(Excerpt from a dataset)
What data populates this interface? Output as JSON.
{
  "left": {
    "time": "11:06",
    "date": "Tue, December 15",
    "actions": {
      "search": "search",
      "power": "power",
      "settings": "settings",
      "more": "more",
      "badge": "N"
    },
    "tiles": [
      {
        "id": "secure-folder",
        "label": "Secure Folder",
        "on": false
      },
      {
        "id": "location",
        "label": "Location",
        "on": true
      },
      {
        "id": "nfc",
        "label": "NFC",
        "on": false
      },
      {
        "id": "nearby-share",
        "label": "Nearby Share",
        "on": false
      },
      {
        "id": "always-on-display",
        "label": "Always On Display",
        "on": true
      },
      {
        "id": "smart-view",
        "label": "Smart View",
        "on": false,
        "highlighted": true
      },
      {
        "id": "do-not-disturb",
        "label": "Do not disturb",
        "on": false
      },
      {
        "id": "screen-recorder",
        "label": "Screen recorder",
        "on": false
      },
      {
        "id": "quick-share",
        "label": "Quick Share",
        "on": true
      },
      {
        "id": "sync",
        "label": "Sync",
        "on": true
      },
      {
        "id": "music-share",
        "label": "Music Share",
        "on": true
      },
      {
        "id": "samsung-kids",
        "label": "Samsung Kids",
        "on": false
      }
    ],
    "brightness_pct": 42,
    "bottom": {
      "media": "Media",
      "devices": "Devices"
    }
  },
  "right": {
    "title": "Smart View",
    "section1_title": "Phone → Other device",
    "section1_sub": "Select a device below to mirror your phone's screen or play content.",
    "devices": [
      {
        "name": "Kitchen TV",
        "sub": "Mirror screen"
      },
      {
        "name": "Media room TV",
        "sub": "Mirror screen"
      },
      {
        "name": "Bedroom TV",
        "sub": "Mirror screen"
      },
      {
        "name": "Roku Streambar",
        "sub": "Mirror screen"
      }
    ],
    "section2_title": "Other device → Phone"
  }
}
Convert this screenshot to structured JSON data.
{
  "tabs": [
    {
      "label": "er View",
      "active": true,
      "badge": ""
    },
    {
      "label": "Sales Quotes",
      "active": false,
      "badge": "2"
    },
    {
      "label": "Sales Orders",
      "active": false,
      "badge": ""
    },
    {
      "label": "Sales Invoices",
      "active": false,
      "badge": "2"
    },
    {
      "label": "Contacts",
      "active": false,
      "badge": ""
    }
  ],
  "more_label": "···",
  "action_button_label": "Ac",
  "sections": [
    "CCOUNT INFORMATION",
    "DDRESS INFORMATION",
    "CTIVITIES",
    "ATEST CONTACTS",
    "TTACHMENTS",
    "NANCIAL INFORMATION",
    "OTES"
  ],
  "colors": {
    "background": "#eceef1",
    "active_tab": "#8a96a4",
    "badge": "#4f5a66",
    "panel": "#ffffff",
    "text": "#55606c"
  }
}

- **TASK INSTRUCTIONS**
Search the data for the string "recorder" and copy each line where it appears.

- **SOLUTION**
        "id": "screen-recorder",
        "label": "Screen recorder",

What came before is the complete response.